▸ **Input data**:

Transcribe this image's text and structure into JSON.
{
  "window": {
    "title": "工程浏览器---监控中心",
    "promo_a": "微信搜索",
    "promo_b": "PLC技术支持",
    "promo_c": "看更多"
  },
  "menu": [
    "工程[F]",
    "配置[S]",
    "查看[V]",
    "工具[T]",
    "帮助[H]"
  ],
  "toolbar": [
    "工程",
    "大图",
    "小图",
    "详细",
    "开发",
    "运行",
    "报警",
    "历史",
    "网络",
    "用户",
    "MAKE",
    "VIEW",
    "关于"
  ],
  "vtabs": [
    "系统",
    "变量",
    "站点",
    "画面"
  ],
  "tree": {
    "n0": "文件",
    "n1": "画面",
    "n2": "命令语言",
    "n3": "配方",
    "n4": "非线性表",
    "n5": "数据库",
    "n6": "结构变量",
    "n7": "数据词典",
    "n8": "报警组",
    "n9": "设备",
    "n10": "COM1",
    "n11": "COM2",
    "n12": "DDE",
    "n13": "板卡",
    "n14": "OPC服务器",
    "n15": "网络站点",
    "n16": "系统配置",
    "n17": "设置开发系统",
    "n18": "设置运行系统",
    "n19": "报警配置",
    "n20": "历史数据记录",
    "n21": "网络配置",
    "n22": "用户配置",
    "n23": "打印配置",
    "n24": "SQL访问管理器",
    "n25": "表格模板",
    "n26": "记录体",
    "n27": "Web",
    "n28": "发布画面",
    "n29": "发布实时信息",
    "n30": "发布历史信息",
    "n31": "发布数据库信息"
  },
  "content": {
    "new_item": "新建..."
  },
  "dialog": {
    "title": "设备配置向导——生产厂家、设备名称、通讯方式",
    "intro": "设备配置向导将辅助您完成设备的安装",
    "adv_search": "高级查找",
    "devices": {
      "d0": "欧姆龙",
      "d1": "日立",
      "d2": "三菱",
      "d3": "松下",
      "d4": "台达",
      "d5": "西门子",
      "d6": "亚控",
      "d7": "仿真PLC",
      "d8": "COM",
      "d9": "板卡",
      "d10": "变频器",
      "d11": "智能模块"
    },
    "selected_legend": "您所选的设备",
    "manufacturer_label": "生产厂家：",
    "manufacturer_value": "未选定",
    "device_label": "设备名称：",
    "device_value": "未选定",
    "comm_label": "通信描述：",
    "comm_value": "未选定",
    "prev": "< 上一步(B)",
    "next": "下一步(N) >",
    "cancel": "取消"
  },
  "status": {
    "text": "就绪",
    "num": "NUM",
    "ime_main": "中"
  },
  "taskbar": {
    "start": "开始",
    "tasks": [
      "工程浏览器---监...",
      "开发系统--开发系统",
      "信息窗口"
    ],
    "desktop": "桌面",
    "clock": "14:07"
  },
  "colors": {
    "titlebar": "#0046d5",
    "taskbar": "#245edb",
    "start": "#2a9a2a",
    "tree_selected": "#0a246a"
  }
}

▸ **Goal of the exercise**: Repeat all entries. Match them exactly.

▸ **Final result**:
Transcribe this image's text and structure into JSON.
{
  "window": {
    "title": "工程浏览器---监控中心",
    "promo_a": "微信搜索",
    "promo_b": "PLC技术支持",
    "promo_c": "看更多"
  },
  "menu": [
    "工程[F]",
    "配置[S]",
    "查看[V]",
    "工具[T]",
    "帮助[H]"
  ],
  "toolbar": [
    "工程",
    "大图",
    "小图",
    "详细",
    "开发",
    "运行",
    "报警",
    "历史",
    "网络",
    "用户",
    "MAKE",
    "VIEW",
    "关于"
  ],
  "vtabs": [
    "系统",
    "变量",
    "站点",
    "画面"
  ],
  "tree": {
    "n0": "文件",
    "n1": "画面",
    "n2": "命令语言",
    "n3": "配方",
    "n4": "非线性表",
    "n5": "数据库",
    "n6": "结构变量",
    "n7": "数据词典",
    "n8": "报警组",
    "n9": "设备",
    "n10": "COM1",
    "n11": "COM2",
    "n12": "DDE",
    "n13": "板卡",
    "n14": "OPC服务器",
    "n15": "网络站点",
    "n16": "系统配置",
    "n17": "设置开发系统",
    "n18": "设置运行系统",
    "n19": "报警配置",
    "n20": "历史数据记录",
    "n21": "网络配置",
    "n22": "用户配置",
    "n23": "打印配置",
    "n24": "SQL访问管理器",
    "n25": "表格模板",
    "n26": "记录体",
    "n27": "Web",
    "n28": "发布画面",
    "n29": "发布实时信息",
    "n30": "发布历史信息",
    "n31": "发布数据库信息"
  },
  "content": {
    "new_item": "新建..."
  },
  "dialog": {
    "title": "设备配置向导——生产厂家、设备名称、通讯方式",
    "intro": "设备配置向导将辅助您完成设备的安装",
    "adv_search": "高级查找",
    "devices": {
      "d0": "欧姆龙",
      "d1": "日立",
      "d2": "三菱",
      "d3": "松下",
      "d4": "台达",
      "d5": "西门子",
      "d6": "亚控",
      "d7": "仿真PLC",
      "d8": "COM",
      "d9": "板卡",
      "d10": "变频器",
      "d11": "智能模块"
    },
    "selected_legend": "您所选的设备",
    "manufacturer_label": "生产厂家：",
    "manufacturer_value": "未选定",
    "device_label": "设备名称：",
    "device_value": "未选定",
    "comm_label": "通信描述：",
    "comm_value": "未选定",
    "prev": "< 上一步(B)",
    "next": "下一步(N) >",
    "cancel": "取消"
  },
  "status": {
    "text": "就绪",
    "num": "NUM",
    "ime_main": "中"
  },
  "taskbar": {
    "start": "开始",
    "tasks": [
      "工程浏览器---监...",
      "开发系统--开发系统",
      "信息窗口"
    ],
    "desktop": "桌面",
    "clock": "14:07"
  },
  "colors": {
    "titlebar": "#0046d5",
    "taskbar": "#245edb",
    "start": "#2a9a2a",
    "tree_selected": "#0a246a"
  }
}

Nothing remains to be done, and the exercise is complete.